A block of data
==*==

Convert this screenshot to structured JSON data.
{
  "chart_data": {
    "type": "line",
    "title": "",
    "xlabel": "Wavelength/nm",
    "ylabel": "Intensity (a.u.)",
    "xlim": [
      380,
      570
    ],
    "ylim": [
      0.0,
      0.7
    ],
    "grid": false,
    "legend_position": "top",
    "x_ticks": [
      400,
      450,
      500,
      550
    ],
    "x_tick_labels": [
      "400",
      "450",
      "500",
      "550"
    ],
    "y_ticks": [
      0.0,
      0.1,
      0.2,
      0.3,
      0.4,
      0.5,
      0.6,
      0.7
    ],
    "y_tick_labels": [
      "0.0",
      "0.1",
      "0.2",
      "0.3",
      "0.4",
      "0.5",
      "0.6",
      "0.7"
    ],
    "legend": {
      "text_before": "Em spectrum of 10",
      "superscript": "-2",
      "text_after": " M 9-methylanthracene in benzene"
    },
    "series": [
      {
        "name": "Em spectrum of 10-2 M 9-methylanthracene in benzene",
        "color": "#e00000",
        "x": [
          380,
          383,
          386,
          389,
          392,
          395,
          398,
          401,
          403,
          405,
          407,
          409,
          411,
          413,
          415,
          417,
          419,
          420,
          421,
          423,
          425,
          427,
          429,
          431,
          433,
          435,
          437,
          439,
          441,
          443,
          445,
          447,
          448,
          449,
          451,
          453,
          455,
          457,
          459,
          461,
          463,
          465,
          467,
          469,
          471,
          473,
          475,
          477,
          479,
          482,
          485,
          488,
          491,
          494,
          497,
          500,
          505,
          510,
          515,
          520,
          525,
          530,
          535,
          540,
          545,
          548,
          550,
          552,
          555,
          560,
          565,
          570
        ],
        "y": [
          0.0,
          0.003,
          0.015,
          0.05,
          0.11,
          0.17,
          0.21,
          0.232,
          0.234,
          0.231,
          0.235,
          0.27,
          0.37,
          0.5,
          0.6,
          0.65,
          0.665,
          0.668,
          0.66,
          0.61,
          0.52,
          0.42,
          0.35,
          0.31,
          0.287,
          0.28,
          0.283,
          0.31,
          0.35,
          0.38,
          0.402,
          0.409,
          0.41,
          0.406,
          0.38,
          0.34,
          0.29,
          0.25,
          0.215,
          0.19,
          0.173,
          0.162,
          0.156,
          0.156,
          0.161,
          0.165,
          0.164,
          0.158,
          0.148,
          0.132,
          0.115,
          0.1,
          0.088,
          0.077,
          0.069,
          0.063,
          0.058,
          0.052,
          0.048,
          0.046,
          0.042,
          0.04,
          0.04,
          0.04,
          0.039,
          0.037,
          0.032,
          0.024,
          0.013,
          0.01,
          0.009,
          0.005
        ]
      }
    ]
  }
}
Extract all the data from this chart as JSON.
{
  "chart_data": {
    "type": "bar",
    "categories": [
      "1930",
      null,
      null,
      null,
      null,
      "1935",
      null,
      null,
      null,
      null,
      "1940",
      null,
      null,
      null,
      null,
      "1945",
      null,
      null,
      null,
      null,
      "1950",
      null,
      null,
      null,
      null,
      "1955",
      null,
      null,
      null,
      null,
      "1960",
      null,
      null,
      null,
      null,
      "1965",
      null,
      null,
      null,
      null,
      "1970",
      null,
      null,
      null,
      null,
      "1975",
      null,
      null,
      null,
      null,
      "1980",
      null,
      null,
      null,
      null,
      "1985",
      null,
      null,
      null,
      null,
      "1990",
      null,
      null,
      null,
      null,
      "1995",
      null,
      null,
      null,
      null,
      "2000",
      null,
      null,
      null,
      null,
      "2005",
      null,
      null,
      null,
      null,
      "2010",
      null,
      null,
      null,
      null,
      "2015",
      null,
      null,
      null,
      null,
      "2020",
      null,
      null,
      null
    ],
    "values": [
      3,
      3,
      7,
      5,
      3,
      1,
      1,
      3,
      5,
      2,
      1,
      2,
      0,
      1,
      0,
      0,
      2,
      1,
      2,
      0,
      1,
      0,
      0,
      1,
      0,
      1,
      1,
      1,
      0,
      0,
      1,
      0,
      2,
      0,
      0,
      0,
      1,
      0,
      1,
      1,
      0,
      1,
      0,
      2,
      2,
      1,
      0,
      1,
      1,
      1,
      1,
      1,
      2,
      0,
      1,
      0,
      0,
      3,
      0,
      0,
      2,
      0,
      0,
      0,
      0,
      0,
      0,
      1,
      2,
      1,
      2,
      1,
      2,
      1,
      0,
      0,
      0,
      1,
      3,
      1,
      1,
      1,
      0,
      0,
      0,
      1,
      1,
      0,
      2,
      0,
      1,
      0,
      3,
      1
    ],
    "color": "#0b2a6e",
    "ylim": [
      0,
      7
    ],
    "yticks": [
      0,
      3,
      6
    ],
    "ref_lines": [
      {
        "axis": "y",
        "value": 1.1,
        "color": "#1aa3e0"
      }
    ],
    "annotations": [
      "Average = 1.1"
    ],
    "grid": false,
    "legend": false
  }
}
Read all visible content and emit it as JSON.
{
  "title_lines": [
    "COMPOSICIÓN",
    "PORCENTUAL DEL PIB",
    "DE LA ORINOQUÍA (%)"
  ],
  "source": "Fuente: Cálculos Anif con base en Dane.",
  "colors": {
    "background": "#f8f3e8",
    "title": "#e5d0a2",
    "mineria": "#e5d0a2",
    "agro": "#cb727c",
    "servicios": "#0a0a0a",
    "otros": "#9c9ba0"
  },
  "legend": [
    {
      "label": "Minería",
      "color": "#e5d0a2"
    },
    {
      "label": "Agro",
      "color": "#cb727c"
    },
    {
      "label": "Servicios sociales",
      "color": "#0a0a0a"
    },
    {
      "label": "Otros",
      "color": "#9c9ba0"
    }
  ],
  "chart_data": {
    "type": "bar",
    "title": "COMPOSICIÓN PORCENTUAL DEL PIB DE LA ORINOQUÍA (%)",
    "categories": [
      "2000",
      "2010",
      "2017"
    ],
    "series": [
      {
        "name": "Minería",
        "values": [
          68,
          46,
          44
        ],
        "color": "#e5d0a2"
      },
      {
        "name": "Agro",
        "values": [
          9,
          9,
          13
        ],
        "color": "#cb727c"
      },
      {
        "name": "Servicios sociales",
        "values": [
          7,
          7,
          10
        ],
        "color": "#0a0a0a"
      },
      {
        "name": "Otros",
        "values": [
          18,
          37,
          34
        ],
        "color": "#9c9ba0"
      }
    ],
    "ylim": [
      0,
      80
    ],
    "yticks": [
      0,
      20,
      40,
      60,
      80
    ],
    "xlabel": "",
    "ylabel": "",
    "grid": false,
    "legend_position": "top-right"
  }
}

==*==

Exercise task ::
Looking at the records above, report how many lines contain the word "ORINOQUÍA". Answer with the number only.

Written response ::
2